(Stored entries)
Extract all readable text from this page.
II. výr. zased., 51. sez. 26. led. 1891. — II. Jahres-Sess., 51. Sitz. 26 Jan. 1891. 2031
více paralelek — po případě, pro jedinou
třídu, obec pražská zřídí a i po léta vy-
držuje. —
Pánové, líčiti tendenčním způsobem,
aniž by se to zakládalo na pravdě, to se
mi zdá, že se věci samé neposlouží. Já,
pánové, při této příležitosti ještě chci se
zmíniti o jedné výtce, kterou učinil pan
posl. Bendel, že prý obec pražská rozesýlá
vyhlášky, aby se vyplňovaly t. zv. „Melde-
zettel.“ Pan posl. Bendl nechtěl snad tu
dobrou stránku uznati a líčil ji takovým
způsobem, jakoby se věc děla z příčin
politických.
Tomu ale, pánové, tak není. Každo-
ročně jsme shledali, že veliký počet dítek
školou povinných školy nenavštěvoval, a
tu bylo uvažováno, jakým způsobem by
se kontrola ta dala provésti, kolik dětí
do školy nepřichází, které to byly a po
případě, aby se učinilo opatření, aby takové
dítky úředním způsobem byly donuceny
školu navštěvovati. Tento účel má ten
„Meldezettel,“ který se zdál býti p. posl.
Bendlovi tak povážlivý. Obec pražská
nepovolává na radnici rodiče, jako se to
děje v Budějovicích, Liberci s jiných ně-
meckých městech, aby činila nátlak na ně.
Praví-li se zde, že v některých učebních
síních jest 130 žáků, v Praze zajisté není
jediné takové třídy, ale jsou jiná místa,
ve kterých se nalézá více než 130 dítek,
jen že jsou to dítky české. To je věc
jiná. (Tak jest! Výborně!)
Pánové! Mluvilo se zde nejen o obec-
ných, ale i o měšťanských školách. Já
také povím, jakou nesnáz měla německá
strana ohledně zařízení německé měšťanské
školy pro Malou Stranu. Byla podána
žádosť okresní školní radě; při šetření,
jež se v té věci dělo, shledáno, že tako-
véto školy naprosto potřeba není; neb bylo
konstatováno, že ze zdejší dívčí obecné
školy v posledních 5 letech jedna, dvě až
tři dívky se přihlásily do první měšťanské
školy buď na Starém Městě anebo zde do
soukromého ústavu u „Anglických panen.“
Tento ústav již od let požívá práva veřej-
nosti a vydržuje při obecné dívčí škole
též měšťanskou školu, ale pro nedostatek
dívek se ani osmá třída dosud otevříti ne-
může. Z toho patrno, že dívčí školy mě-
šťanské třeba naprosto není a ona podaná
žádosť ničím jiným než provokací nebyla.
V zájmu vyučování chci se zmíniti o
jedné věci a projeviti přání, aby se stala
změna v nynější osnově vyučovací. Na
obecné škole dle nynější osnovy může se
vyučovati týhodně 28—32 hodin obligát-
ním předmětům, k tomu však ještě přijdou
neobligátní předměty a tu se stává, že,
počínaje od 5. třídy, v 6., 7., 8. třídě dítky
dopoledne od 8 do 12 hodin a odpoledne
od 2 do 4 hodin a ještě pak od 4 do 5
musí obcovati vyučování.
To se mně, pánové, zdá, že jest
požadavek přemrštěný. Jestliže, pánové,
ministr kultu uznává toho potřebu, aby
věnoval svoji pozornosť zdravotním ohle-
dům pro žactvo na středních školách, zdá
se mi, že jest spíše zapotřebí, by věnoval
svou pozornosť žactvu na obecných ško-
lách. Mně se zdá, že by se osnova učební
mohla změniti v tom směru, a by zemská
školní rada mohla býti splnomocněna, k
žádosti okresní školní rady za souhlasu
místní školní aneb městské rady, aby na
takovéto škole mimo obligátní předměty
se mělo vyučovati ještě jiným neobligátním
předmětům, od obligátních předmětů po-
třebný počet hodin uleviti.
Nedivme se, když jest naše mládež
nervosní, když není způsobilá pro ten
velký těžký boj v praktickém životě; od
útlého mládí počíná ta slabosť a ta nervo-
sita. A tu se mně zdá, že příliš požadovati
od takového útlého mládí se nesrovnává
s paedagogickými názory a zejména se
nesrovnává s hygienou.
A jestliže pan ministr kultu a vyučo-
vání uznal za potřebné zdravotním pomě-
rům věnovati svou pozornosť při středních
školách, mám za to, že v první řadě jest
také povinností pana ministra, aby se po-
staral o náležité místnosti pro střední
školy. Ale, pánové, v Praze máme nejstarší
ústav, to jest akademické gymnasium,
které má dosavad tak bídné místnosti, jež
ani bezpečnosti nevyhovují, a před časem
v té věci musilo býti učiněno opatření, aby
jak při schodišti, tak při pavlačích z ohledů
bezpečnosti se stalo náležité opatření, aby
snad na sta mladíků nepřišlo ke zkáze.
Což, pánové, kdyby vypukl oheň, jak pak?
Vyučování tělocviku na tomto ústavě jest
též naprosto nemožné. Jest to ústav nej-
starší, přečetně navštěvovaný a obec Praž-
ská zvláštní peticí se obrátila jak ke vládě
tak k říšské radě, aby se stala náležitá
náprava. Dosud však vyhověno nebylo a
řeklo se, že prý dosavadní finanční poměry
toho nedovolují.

■ **WHAT THE TASK REQUIRES**
The records above should be restated word for word, please.

■ **FULL RESPONSE**
Extract all readable text from this page.
II. výr. zased., 51. sez. 26. led. 1891. — II. Jahres-Sess., 51. Sitz. 26 Jan. 1891. 2031
více paralelek — po případě, pro jedinou
třídu, obec pražská zřídí a i po léta vy-
držuje. —
Pánové, líčiti tendenčním způsobem,
aniž by se to zakládalo na pravdě, to se
mi zdá, že se věci samé neposlouží. Já,
pánové, při této příležitosti ještě chci se
zmíniti o jedné výtce, kterou učinil pan
posl. Bendel, že prý obec pražská rozesýlá
vyhlášky, aby se vyplňovaly t. zv. „Melde-
zettel.“ Pan posl. Bendl nechtěl snad tu
dobrou stránku uznati a líčil ji takovým
způsobem, jakoby se věc děla z příčin
politických.
Tomu ale, pánové, tak není. Každo-
ročně jsme shledali, že veliký počet dítek
školou povinných školy nenavštěvoval, a
tu bylo uvažováno, jakým způsobem by
se kontrola ta dala provésti, kolik dětí
do školy nepřichází, které to byly a po
případě, aby se učinilo opatření, aby takové
dítky úředním způsobem byly donuceny
školu navštěvovati. Tento účel má ten
„Meldezettel,“ který se zdál býti p. posl.
Bendlovi tak povážlivý. Obec pražská
nepovolává na radnici rodiče, jako se to
děje v Budějovicích, Liberci s jiných ně-
meckých městech, aby činila nátlak na ně.
Praví-li se zde, že v některých učebních
síních jest 130 žáků, v Praze zajisté není
jediné takové třídy, ale jsou jiná místa,
ve kterých se nalézá více než 130 dítek,
jen že jsou to dítky české. To je věc
jiná. (Tak jest! Výborně!)
Pánové! Mluvilo se zde nejen o obec-
ných, ale i o měšťanských školách. Já
také povím, jakou nesnáz měla německá
strana ohledně zařízení německé měšťanské
školy pro Malou Stranu. Byla podána
žádosť okresní školní radě; při šetření,
jež se v té věci dělo, shledáno, že tako-
véto školy naprosto potřeba není; neb bylo
konstatováno, že ze zdejší dívčí obecné
školy v posledních 5 letech jedna, dvě až
tři dívky se přihlásily do první měšťanské
školy buď na Starém Městě anebo zde do
soukromého ústavu u „Anglických panen.“
Tento ústav již od let požívá práva veřej-
nosti a vydržuje při obecné dívčí škole
též měšťanskou školu, ale pro nedostatek
dívek se ani osmá třída dosud otevříti ne-
může. Z toho patrno, že dívčí školy mě-
šťanské třeba naprosto není a ona podaná
žádosť ničím jiným než provokací nebyla.
V zájmu vyučování chci se zmíniti o
jedné věci a projeviti přání, aby se stala
změna v nynější osnově vyučovací. Na
obecné škole dle nynější osnovy může se
vyučovati týhodně 28—32 hodin obligát-
ním předmětům, k tomu však ještě přijdou
neobligátní předměty a tu se stává, že,
počínaje od 5. třídy, v 6., 7., 8. třídě dítky
dopoledne od 8 do 12 hodin a odpoledne
od 2 do 4 hodin a ještě pak od 4 do 5
musí obcovati vyučování.
To se mně, pánové, zdá, že jest
požadavek přemrštěný. Jestliže, pánové,
ministr kultu uznává toho potřebu, aby
věnoval svoji pozornosť zdravotním ohle-
dům pro žactvo na středních školách, zdá
se mi, že jest spíše zapotřebí, by věnoval
svou pozornosť žactvu na obecných ško-
lách. Mně se zdá, že by se osnova učební
mohla změniti v tom směru, a by zemská
školní rada mohla býti splnomocněna, k
žádosti okresní školní rady za souhlasu
místní školní aneb městské rady, aby na
takovéto škole mimo obligátní předměty
se mělo vyučovati ještě jiným neobligátním
předmětům, od obligátních předmětů po-
třebný počet hodin uleviti.
Nedivme se, když jest naše mládež
nervosní, když není způsobilá pro ten
velký těžký boj v praktickém životě; od
útlého mládí počíná ta slabosť a ta nervo-
sita. A tu se mně zdá, že příliš požadovati
od takového útlého mládí se nesrovnává
s paedagogickými názory a zejména se
nesrovnává s hygienou.
A jestliže pan ministr kultu a vyučo-
vání uznal za potřebné zdravotním pomě-
rům věnovati svou pozornosť při středních
školách, mám za to, že v první řadě jest
také povinností pana ministra, aby se po-
staral o náležité místnosti pro střední
školy. Ale, pánové, v Praze máme nejstarší
ústav, to jest akademické gymnasium,
které má dosavad tak bídné místnosti, jež
ani bezpečnosti nevyhovují, a před časem
v té věci musilo býti učiněno opatření, aby
jak při schodišti, tak při pavlačích z ohledů
bezpečnosti se stalo náležité opatření, aby
snad na sta mladíků nepřišlo ke zkáze.
Což, pánové, kdyby vypukl oheň, jak pak?
Vyučování tělocviku na tomto ústavě jest
též naprosto nemožné. Jest to ústav nej-
starší, přečetně navštěvovaný a obec Praž-
ská zvláštní peticí se obrátila jak ke vládě
tak k říšské radě, aby se stala náležitá
náprava. Dosud však vyhověno nebylo a
řeklo se, že prý dosavadní finanční poměry
toho nedovolují.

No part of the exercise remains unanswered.